---------- RAW RECORDS
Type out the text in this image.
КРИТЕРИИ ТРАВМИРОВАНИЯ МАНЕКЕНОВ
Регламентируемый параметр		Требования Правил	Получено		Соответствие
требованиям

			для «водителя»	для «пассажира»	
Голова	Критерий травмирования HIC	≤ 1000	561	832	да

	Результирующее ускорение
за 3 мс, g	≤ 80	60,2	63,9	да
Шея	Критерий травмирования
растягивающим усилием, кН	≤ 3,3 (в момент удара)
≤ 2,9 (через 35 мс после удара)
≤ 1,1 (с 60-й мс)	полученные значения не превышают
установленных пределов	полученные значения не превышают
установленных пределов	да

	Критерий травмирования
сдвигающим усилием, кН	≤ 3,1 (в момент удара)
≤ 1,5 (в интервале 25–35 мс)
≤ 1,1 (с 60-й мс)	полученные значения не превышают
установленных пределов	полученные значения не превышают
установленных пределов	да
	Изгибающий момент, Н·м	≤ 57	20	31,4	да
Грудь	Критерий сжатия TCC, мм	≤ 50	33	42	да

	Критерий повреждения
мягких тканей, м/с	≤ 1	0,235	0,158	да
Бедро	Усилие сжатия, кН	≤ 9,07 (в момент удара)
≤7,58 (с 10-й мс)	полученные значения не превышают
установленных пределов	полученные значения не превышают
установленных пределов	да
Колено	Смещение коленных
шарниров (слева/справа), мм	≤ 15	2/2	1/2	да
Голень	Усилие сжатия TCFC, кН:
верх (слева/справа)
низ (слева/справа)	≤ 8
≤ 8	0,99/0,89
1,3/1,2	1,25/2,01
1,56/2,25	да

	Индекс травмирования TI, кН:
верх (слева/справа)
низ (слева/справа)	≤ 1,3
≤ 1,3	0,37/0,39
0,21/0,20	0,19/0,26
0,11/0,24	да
--------------------
> **CHALLENGE**:
Write out the full listing, keeping every line exactly as it is.

> **TASK OUTPUT**:
Type out the text in this image.
КРИТЕРИИ ТРАВМИРОВАНИЯ МАНЕКЕНОВ
Регламентируемый параметр		Требования Правил	Получено		Соответствие
требованиям

			для «водителя»	для «пассажира»	
Голова	Критерий травмирования HIC	≤ 1000	561	832	да

	Результирующее ускорение
за 3 мс, g	≤ 80	60,2	63,9	да
Шея	Критерий травмирования
растягивающим усилием, кН	≤ 3,3 (в момент удара)
≤ 2,9 (через 35 мс после удара)
≤ 1,1 (с 60-й мс)	полученные значения не превышают
установленных пределов	полученные значения не превышают
установленных пределов	да

	Критерий травмирования
сдвигающим усилием, кН	≤ 3,1 (в момент удара)
≤ 1,5 (в интервале 25–35 мс)
≤ 1,1 (с 60-й мс)	полученные значения не превышают
установленных пределов	полученные значения не превышают
установленных пределов	да
	Изгибающий момент, Н·м	≤ 57	20	31,4	да
Грудь	Критерий сжатия TCC, мм	≤ 50	33	42	да

	Критерий повреждения
мягких тканей, м/с	≤ 1	0,235	0,158	да
Бедро	Усилие сжатия, кН	≤ 9,07 (в момент удара)
≤7,58 (с 10-й мс)	полученные значения не превышают
установленных пределов	полученные значения не превышают
установленных пределов	да
Колено	Смещение коленных
шарниров (слева/справа), мм	≤ 15	2/2	1/2	да
Голень	Усилие сжатия TCFC, кН:
верх (слева/справа)
низ (слева/справа)	≤ 8
≤ 8	0,99/0,89
1,3/1,2	1,25/2,01
1,56/2,25	да

	Индекс травмирования TI, кН:
верх (слева/справа)
низ (слева/справа)	≤ 1,3
≤ 1,3	0,37/0,39
0,21/0,20	0,19/0,26
0,11/0,24	да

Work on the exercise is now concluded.